[Dataset items]
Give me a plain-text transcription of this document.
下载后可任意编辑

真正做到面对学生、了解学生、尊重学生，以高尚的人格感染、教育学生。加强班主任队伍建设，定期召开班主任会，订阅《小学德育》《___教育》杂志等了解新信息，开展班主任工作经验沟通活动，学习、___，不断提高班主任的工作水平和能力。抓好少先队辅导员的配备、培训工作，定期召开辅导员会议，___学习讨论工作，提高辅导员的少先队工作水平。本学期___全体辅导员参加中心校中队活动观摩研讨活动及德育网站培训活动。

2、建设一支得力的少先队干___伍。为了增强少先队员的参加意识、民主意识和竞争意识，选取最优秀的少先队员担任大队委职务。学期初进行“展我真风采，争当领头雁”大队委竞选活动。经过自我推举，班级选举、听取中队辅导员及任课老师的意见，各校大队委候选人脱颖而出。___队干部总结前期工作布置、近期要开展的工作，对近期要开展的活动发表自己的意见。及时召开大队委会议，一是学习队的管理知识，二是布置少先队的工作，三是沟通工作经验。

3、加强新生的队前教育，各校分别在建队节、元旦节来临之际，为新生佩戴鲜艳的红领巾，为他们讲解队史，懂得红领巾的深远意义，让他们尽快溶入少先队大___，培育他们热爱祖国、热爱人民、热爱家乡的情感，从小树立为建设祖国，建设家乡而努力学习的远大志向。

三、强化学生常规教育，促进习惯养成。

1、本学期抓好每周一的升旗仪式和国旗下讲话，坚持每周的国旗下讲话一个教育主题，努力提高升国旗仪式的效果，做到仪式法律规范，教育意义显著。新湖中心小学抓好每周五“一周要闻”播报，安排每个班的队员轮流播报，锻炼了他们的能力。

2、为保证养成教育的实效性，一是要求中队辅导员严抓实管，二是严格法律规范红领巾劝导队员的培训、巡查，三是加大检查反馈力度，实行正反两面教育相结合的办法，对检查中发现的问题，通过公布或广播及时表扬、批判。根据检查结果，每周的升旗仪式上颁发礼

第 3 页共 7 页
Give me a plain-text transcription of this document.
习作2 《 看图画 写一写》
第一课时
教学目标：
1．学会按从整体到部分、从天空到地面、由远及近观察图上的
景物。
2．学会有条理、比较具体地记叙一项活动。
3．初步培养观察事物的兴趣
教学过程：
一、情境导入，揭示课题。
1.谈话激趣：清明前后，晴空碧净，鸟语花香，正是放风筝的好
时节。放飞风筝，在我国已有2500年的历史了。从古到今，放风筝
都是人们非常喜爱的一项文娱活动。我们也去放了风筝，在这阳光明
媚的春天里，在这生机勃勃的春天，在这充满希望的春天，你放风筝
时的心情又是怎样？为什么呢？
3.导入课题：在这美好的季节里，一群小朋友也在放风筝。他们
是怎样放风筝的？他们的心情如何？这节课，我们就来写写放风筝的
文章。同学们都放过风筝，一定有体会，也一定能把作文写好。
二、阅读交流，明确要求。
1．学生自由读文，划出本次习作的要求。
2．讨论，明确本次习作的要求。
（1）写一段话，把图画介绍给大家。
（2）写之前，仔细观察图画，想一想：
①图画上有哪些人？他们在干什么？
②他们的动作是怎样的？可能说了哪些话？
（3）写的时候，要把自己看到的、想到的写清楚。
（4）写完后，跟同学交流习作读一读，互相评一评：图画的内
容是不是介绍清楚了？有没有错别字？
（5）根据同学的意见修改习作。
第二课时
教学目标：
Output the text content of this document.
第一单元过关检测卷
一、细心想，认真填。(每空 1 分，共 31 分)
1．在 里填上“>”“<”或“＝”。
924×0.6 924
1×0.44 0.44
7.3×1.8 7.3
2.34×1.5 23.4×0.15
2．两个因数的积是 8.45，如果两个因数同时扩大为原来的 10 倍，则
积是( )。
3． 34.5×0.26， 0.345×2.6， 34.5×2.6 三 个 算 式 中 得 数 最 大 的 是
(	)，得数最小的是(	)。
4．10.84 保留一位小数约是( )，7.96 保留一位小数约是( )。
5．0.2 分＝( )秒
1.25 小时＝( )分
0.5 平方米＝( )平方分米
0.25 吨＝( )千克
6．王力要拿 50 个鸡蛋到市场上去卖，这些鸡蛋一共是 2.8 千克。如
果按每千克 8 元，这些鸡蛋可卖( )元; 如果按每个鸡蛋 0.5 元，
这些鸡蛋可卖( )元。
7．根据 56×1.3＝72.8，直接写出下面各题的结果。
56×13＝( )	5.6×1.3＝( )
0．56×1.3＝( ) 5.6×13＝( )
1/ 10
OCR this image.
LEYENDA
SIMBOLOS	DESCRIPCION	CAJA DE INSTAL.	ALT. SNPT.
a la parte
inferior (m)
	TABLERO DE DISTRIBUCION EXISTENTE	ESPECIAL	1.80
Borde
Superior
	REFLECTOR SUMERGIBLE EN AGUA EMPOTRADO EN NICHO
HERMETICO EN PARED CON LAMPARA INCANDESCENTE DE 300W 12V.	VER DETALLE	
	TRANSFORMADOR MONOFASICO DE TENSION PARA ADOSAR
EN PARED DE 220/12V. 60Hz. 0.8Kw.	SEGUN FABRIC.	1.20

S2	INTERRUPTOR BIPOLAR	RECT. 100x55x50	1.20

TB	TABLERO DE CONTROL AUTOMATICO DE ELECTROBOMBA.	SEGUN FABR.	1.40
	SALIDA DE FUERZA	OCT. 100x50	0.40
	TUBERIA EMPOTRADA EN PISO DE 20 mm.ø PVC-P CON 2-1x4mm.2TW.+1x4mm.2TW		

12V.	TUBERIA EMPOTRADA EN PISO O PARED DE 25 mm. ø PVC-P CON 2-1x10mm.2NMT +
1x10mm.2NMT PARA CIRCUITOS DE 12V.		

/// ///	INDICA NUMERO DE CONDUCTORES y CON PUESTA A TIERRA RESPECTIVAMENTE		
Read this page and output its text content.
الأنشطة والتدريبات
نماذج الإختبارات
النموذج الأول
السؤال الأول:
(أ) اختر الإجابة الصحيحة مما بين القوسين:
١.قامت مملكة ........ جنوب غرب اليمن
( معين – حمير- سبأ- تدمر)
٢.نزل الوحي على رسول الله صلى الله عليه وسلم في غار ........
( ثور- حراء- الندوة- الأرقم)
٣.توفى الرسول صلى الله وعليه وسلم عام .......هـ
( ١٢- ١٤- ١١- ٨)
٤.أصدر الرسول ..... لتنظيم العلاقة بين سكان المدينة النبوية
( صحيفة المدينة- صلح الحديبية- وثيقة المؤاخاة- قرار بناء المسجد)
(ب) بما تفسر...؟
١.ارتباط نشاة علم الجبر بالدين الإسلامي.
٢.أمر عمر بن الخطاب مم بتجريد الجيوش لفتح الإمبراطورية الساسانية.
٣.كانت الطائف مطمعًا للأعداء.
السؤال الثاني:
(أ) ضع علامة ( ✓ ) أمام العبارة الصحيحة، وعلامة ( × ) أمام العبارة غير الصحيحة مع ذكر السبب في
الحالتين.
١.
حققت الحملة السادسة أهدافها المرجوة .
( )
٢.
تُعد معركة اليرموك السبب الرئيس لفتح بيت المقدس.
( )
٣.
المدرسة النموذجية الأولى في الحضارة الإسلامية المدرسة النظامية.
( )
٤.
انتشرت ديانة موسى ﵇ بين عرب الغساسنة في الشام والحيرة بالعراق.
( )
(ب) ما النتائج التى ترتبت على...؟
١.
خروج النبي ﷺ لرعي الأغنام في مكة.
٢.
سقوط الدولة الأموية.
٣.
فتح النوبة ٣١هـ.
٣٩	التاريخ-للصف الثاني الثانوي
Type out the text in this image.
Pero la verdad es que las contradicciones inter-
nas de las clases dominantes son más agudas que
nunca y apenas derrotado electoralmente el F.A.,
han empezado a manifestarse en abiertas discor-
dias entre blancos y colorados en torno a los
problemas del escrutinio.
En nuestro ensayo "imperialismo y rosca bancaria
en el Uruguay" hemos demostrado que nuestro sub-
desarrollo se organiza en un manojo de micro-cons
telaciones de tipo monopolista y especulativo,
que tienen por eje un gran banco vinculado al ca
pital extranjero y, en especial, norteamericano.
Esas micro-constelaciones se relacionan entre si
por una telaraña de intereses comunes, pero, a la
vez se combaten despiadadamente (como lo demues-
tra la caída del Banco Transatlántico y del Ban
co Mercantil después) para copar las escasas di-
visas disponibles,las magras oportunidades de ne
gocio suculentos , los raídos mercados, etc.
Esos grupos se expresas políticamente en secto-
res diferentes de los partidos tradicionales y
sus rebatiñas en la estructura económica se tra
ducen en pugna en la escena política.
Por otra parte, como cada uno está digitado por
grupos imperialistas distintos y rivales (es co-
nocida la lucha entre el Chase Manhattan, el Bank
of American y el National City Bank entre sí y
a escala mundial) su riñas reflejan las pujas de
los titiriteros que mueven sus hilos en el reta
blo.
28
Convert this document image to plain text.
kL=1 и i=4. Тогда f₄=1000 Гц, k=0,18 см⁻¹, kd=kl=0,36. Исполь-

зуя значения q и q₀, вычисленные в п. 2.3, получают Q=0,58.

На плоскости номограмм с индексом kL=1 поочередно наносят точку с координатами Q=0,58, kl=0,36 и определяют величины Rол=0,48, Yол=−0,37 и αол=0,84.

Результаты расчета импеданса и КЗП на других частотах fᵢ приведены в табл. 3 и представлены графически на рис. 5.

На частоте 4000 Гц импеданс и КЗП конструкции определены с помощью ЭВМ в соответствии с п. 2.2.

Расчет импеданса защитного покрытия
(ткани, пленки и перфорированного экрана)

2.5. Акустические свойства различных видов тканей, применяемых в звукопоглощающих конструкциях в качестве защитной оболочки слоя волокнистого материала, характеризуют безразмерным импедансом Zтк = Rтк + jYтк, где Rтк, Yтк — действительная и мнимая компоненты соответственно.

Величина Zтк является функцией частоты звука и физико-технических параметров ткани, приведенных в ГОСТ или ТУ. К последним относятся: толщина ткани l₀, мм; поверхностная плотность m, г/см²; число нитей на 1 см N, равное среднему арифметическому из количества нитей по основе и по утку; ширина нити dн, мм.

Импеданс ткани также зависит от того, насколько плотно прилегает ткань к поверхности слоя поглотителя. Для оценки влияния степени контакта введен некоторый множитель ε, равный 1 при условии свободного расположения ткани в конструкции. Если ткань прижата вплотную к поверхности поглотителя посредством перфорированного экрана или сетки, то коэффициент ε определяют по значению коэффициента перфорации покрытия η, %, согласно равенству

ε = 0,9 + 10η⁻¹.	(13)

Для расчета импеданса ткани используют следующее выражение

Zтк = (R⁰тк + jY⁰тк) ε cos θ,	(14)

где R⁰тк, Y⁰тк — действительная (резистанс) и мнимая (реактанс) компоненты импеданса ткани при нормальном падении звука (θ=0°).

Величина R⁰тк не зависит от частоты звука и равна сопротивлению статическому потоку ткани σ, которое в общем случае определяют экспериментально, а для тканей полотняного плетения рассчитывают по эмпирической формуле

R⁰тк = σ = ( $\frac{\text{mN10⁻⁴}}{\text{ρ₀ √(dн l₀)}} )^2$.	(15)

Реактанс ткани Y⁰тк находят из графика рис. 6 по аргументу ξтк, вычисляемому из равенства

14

Instructions to follow: Lines that hold "TUBERIA" are the ones to copy; find all of them.

The answer:
	TUBERIA EMPOTRADA EN PISO DE 20 mm.ø PVC-P CON 2-1x4mm.2TW.+1x4mm.2TW		
12V.	TUBERIA EMPOTRADA EN PISO O PARED DE 25 mm. ø PVC-P CON 2-1x10mm.2NMT +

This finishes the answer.